> _Document section_:
______________________________

Malware injectors are a specific subset of malware that focus on stealthy code injection into legitimate processes for various malicious purposes, contrasting with other types of malware that may operate differently or have distinct objectives.

Different technique to do injection:

Listed below some of the most common and known techniques to perform injection:

  1. PE/Code Injection: This technique allows attackers to execute PE/arbitrary code by injecting it into a running application.
  2. DLL Injection: This technique involves inserting a dynamic-link library (DLL) into the address space of another process. Once injected, the DLL can execute code within the context of that process.
  3. Process Hollowing: This method creates a new process in a suspended state and replaces its memory with malicious code. The legitimate process is then resumed, executing the injected code while appearing normal to the operating system.
  4. Reflective DLL Injection: A more advanced form of DLL injection where the DLL is loaded directly from memory rather than from disk, making it harder to detect.

______________________________

> _Entries_:
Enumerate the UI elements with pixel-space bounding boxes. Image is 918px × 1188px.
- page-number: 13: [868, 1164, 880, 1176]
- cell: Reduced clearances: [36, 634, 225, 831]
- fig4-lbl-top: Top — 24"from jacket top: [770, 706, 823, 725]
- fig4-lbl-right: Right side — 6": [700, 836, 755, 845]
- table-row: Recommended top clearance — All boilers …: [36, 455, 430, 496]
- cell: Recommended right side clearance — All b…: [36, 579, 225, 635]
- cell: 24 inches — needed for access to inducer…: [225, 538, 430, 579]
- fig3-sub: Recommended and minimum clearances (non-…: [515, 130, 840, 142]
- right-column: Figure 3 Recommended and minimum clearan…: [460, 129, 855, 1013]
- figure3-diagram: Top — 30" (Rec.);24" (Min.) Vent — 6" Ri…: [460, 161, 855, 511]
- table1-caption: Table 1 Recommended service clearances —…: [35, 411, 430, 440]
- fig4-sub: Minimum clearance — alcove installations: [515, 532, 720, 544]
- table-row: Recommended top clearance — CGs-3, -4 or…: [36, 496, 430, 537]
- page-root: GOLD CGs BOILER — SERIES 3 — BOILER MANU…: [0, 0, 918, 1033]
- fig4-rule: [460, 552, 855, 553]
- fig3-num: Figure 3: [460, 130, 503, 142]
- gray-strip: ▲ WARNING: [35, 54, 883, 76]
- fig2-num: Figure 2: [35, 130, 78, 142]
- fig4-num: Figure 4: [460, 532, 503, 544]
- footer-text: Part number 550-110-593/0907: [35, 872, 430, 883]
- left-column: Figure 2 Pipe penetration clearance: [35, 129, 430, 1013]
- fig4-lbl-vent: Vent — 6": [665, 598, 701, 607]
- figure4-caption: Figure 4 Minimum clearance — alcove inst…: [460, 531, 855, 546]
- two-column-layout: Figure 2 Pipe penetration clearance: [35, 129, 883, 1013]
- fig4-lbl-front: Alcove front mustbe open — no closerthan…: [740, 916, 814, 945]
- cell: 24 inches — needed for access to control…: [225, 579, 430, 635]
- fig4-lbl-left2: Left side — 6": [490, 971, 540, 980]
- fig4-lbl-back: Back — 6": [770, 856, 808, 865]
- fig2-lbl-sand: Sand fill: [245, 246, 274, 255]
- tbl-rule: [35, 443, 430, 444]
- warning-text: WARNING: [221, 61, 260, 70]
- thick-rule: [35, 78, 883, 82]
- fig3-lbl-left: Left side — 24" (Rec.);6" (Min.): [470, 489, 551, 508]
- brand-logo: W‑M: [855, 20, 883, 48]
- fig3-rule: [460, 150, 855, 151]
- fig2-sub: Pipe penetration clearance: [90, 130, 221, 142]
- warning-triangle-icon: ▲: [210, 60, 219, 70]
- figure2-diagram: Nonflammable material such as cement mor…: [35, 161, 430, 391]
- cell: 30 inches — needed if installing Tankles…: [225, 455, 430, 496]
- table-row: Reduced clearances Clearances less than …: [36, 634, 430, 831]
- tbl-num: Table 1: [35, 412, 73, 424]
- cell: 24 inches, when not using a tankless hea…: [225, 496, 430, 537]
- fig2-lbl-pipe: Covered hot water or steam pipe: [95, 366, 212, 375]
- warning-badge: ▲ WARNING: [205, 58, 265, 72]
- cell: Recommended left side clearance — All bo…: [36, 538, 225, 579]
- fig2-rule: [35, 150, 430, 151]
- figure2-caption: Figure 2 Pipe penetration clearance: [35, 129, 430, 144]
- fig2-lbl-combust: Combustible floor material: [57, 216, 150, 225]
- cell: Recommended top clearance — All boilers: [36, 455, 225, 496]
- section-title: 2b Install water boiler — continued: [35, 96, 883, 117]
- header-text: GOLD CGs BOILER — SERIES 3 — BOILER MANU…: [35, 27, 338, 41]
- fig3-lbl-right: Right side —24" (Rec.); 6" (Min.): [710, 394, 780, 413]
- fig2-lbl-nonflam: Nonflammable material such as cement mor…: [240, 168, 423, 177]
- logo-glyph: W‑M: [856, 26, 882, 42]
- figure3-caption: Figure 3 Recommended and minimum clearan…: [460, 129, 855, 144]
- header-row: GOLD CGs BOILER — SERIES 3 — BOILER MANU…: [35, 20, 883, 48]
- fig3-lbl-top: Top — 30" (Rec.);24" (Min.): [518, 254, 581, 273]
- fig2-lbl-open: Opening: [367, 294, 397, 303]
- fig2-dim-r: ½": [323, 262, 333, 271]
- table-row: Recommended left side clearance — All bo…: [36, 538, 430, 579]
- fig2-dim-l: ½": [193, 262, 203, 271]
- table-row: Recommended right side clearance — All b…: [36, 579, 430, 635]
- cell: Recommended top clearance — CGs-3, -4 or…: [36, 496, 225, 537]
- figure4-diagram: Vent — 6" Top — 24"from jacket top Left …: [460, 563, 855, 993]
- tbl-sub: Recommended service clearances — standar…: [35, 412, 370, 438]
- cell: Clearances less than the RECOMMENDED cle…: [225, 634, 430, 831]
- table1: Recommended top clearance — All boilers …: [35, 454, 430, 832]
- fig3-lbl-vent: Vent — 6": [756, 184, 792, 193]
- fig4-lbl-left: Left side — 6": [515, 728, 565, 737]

______________________________

> _Work to complete_:
A – Using the passage on malware injection, decide whether each statement agrees with it. (i) Process Hollowing starts a new process in a suspended state. (ii) Reflective DLL Injection loads the DLL from disk. (iii) DLL Injection places a dynamic-link library into the address space of another process. Answer yes or no for each, and quote the deciding words of the passage.
B – Output a section of the passage on malware injection word for word. Begin at the words "Listed below some" and stop after the words "of that process.".

> _Results in order_:
A –
(i) Yes: "This method creates a new process in a suspended state and replaces its memory with malicious code."
(ii) No: "the DLL is loaded directly from memory rather than from disk"
(iii) Yes: "This technique involves inserting a dynamic-link library (DLL) into the address space of another process."

B –
Listed below some of the most common and known techniques to perform injection:

  1. PE/Code Injection: This technique allows attackers to execute PE/arbitrary code by injecting it into a running application.
  2. DLL Injection: This technique involves inserting a dynamic-link library (DLL) into the address space of another process. Once injected, the DLL can execute code within the context of that process.